■ Task brief: Write out the listing in full, matching it word for word.
— Start of Provided material —
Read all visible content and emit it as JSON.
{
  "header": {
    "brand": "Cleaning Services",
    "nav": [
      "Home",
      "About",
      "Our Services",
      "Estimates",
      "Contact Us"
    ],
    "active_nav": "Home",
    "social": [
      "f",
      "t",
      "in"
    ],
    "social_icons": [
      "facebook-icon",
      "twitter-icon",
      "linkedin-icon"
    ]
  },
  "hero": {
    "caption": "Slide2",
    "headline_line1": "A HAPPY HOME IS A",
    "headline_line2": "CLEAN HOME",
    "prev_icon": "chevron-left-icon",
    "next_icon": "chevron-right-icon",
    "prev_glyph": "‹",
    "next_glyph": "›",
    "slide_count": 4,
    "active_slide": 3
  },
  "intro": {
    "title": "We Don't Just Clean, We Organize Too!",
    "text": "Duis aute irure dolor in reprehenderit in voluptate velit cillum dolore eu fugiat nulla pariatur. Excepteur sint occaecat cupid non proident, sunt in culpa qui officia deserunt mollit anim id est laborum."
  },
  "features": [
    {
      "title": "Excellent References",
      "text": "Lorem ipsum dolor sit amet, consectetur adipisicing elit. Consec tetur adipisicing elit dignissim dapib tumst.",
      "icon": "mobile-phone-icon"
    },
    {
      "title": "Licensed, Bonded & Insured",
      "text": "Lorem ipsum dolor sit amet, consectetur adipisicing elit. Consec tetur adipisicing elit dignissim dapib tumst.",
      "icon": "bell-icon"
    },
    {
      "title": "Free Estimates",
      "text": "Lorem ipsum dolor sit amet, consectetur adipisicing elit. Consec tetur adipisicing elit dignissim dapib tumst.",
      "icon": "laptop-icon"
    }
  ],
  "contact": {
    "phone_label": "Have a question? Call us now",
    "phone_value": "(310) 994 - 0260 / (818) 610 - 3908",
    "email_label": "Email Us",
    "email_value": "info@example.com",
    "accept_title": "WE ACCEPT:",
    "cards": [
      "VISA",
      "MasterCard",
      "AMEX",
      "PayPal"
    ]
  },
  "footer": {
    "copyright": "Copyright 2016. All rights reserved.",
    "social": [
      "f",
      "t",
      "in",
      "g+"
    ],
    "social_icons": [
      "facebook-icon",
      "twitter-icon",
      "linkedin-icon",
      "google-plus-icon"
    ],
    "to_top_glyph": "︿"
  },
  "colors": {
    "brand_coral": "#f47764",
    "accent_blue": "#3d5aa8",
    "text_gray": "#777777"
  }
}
— End of Provided material —
■ Output for this exercise:
Read all visible content and emit it as JSON.
{
  "header": {
    "brand": "Cleaning Services",
    "nav": [
      "Home",
      "About",
      "Our Services",
      "Estimates",
      "Contact Us"
    ],
    "active_nav": "Home",
    "social": [
      "f",
      "t",
      "in"
    ],
    "social_icons": [
      "facebook-icon",
      "twitter-icon",
      "linkedin-icon"
    ]
  },
  "hero": {
    "caption": "Slide2",
    "headline_line1": "A HAPPY HOME IS A",
    "headline_line2": "CLEAN HOME",
    "prev_icon": "chevron-left-icon",
    "next_icon": "chevron-right-icon",
    "prev_glyph": "‹",
    "next_glyph": "›",
    "slide_count": 4,
    "active_slide": 3
  },
  "intro": {
    "title": "We Don't Just Clean, We Organize Too!",
    "text": "Duis aute irure dolor in reprehenderit in voluptate velit cillum dolore eu fugiat nulla pariatur. Excepteur sint occaecat cupid non proident, sunt in culpa qui officia deserunt mollit anim id est laborum."
  },
  "features": [
    {
      "title": "Excellent References",
      "text": "Lorem ipsum dolor sit amet, consectetur adipisicing elit. Consec tetur adipisicing elit dignissim dapib tumst.",
      "icon": "mobile-phone-icon"
    },
    {
      "title": "Licensed, Bonded & Insured",
      "text": "Lorem ipsum dolor sit amet, consectetur adipisicing elit. Consec tetur adipisicing elit dignissim dapib tumst.",
      "icon": "bell-icon"
    },
    {
      "title": "Free Estimates",
      "text": "Lorem ipsum dolor sit amet, consectetur adipisicing elit. Consec tetur adipisicing elit dignissim dapib tumst.",
      "icon": "laptop-icon"
    }
  ],
  "contact": {
    "phone_label": "Have a question? Call us now",
    "phone_value": "(310) 994 - 0260 / (818) 610 - 3908",
    "email_label": "Email Us",
    "email_value": "info@example.com",
    "accept_title": "WE ACCEPT:",
    "cards": [
      "VISA",
      "MasterCard",
      "AMEX",
      "PayPal"
    ]
  },
  "footer": {
    "copyright": "Copyright 2016. All rights reserved.",
    "social": [
      "f",
      "t",
      "in",
      "g+"
    ],
    "social_icons": [
      "facebook-icon",
      "twitter-icon",
      "linkedin-icon",
      "google-plus-icon"
    ],
    "to_top_glyph": "︿"
  },
  "colors": {
    "brand_coral": "#f47764",
    "accent_blue": "#3d5aa8",
    "text_gray": "#777777"
  }
}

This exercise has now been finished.